MATERIAL TO PROCESS.

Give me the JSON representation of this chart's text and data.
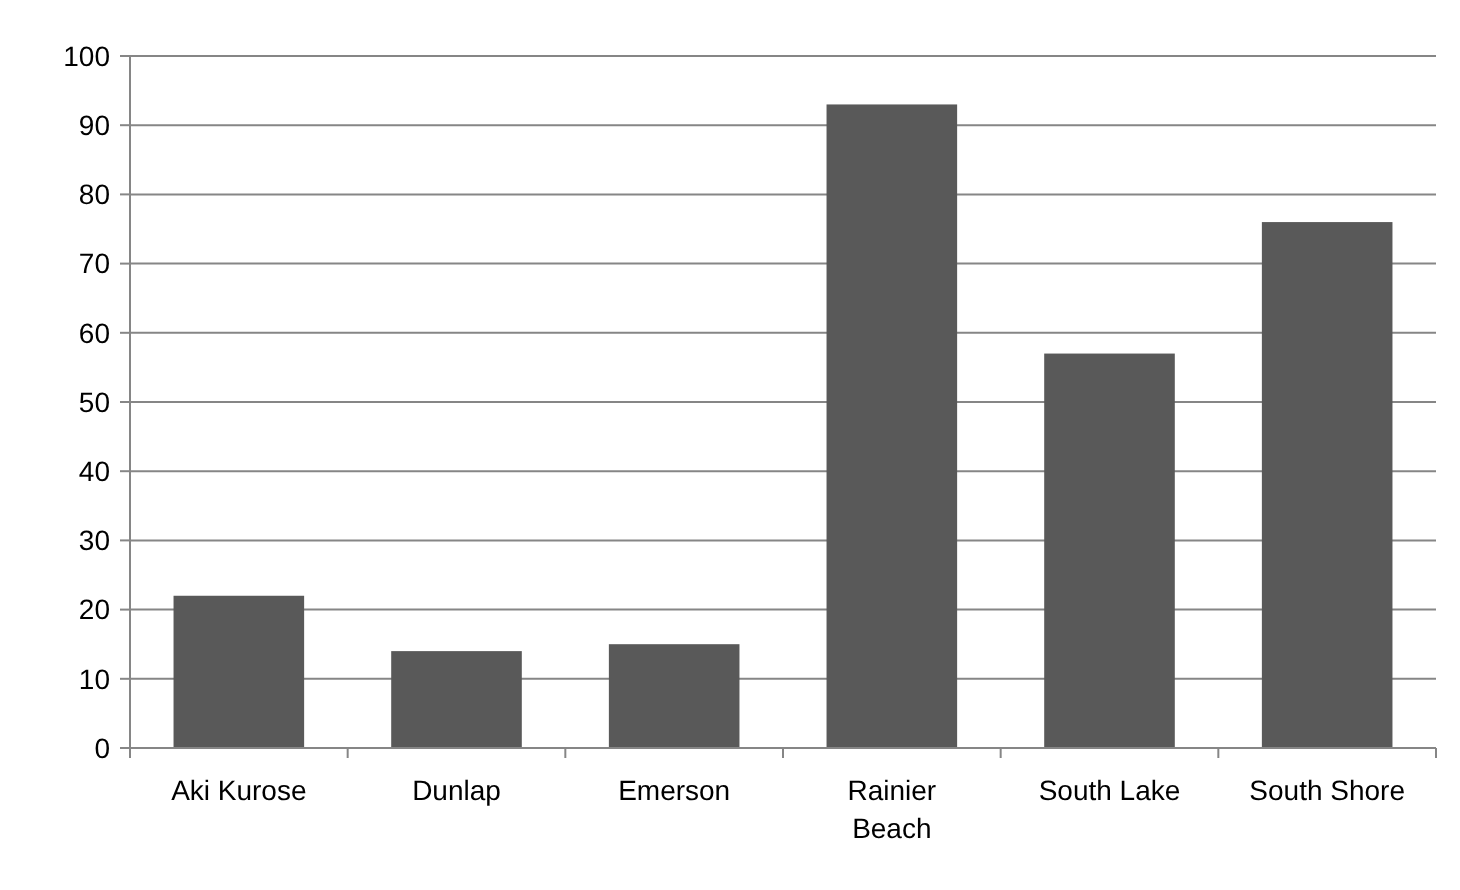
{
  "chart_data": {
    "type": "bar",
    "categories": [
      "Aki Kurose",
      "Dunlap",
      "Emerson",
      "Rainier Beach",
      "South Lake",
      "South Shore"
    ],
    "values": [
      22,
      14,
      15,
      93,
      57,
      76
    ],
    "color": "#595959",
    "ylim": [
      0,
      100
    ],
    "yticks": [
      0,
      10,
      20,
      30,
      40,
      50,
      60,
      70,
      80,
      90,
      100
    ],
    "grid": "y"
  }
}
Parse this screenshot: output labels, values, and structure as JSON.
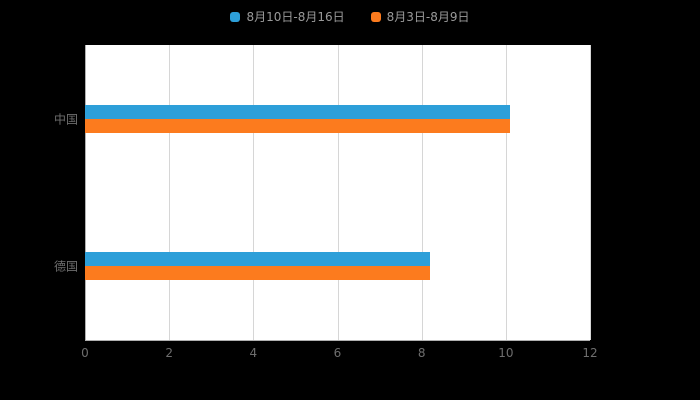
{
  "page": {
    "background": "#000000",
    "plot_background": "#ffffff"
  },
  "legend": {
    "position": "top-center",
    "items": [
      {
        "label": "8月10日-8月16日",
        "color": "#2d9fd9"
      },
      {
        "label": "8月3日-8月9日",
        "color": "#fc7b1e"
      }
    ]
  },
  "chart_data": {
    "type": "bar",
    "orientation": "horizontal",
    "title": "",
    "xlabel": "",
    "ylabel": "",
    "categories": [
      "中国",
      "德国"
    ],
    "series": [
      {
        "name": "8月10日-8月16日",
        "color": "#2d9fd9",
        "values": [
          10.1,
          8.2
        ]
      },
      {
        "name": "8月3日-8月9日",
        "color": "#fc7b1e",
        "values": [
          10.1,
          8.2
        ]
      }
    ],
    "xlim": [
      0,
      12
    ],
    "xticks": [
      0,
      2,
      4,
      6,
      8,
      10,
      12
    ],
    "grid": true,
    "gridline_color": "#d6d6d6",
    "legend_position": "top"
  }
}
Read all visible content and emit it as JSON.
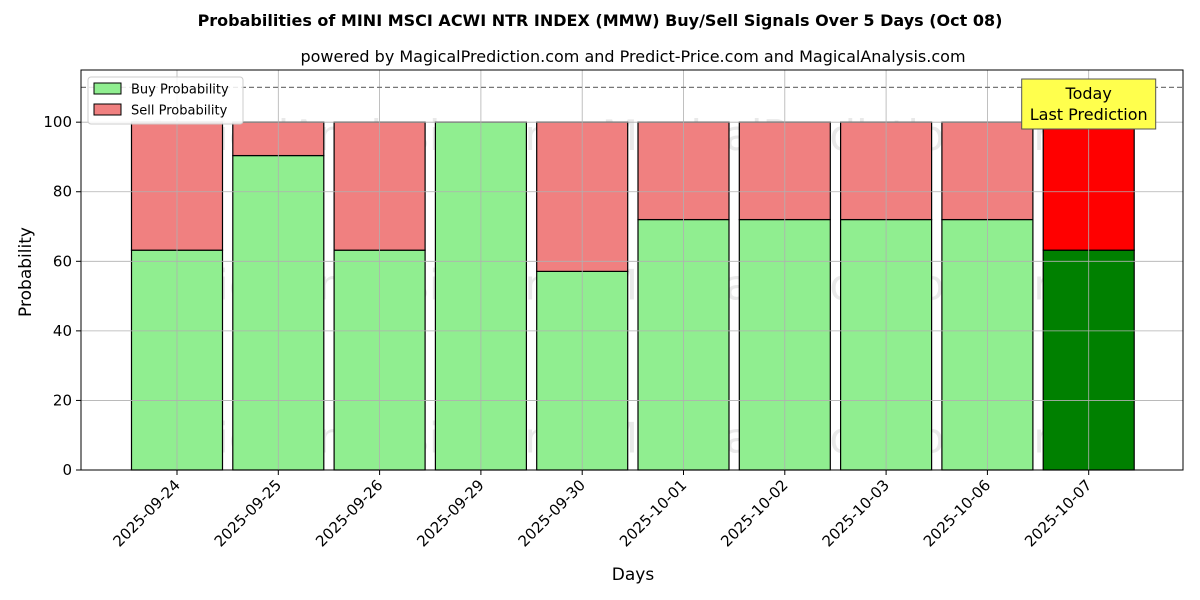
{
  "chart_data": {
    "type": "bar",
    "stacked": true,
    "title": "Probabilities of MINI MSCI ACWI NTR INDEX (MMW) Buy/Sell Signals Over 5 Days (Oct 08)",
    "subtitle": "powered by MagicalPrediction.com and Predict-Price.com and MagicalAnalysis.com",
    "xlabel": "Days",
    "ylabel": "Probability",
    "ylim": [
      0,
      115
    ],
    "yticks": [
      0,
      20,
      40,
      60,
      80,
      100
    ],
    "grid": true,
    "legend_position": "top-left",
    "reference_line": {
      "y": 110,
      "style": "dashed"
    },
    "categories": [
      "2025-09-24",
      "2025-09-25",
      "2025-09-26",
      "2025-09-29",
      "2025-09-30",
      "2025-10-01",
      "2025-10-02",
      "2025-10-03",
      "2025-10-06",
      "2025-10-07"
    ],
    "series": [
      {
        "name": "Buy Probability",
        "color": "#90ee90",
        "highlight_color": "#008000",
        "values": [
          63.2,
          90.4,
          63.2,
          100,
          57.1,
          72,
          72,
          72,
          72,
          63.2
        ]
      },
      {
        "name": "Sell Probability",
        "color": "#f08080",
        "highlight_color": "#ff0000",
        "values": [
          36.8,
          9.6,
          36.8,
          0,
          42.9,
          28,
          28,
          28,
          28,
          36.8
        ]
      }
    ],
    "highlight_index": 9,
    "annotation": {
      "line1": "Today",
      "line2": "Last Prediction",
      "color": "#ffff4d"
    },
    "watermarks": [
      "MagicalAnalysis.com",
      "MagicalPrediction.com"
    ]
  }
}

WORK TO DO. Provide solely the number of lines in the data that include the word "MagicalAnalysis".

TASK OUTPUT. 2